**Work to be completed**
Your task is to copy every record exactly.

==== Exercise data ====

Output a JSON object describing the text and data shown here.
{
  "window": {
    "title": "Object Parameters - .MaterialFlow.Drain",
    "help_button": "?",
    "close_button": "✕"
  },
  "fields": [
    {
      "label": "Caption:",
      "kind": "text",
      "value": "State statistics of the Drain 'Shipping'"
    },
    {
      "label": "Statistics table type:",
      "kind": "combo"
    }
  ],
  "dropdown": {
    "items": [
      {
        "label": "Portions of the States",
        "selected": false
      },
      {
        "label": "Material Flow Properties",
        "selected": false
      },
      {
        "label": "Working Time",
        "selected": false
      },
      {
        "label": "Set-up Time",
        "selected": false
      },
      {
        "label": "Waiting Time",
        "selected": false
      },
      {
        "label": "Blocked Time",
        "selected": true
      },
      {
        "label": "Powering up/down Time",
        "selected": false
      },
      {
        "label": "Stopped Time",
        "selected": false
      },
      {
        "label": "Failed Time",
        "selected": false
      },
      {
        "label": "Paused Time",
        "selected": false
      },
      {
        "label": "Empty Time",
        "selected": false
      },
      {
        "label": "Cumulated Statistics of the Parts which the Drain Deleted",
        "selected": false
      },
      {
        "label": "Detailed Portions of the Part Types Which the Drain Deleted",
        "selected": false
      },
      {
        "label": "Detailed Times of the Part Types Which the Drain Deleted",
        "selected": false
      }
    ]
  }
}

====

**Written reply**
Output a JSON object describing the text and data shown here.
{
  "window": {
    "title": "Object Parameters - .MaterialFlow.Drain",
    "help_button": "?",
    "close_button": "✕"
  },
  "fields": [
    {
      "label": "Caption:",
      "kind": "text",
      "value": "State statistics of the Drain 'Shipping'"
    },
    {
      "label": "Statistics table type:",
      "kind": "combo"
    }
  ],
  "dropdown": {
    "items": [
      {
        "label": "Portions of the States",
        "selected": false
      },
      {
        "label": "Material Flow Properties",
        "selected": false
      },
      {
        "label": "Working Time",
        "selected": false
      },
      {
        "label": "Set-up Time",
        "selected": false
      },
      {
        "label": "Waiting Time",
        "selected": false
      },
      {
        "label": "Blocked Time",
        "selected": true
      },
      {
        "label": "Powering up/down Time",
        "selected": false
      },
      {
        "label": "Stopped Time",
        "selected": false
      },
      {
        "label": "Failed Time",
        "selected": false
      },
      {
        "label": "Paused Time",
        "selected": false
      },
      {
        "label": "Empty Time",
        "selected": false
      },
      {
        "label": "Cumulated Statistics of the Parts which the Drain Deleted",
        "selected": false
      },
      {
        "label": "Detailed Portions of the Part Types Which the Drain Deleted",
        "selected": false
      },
      {
        "label": "Detailed Times of the Part Types Which the Drain Deleted",
        "selected": false
      }
    ]
  }
}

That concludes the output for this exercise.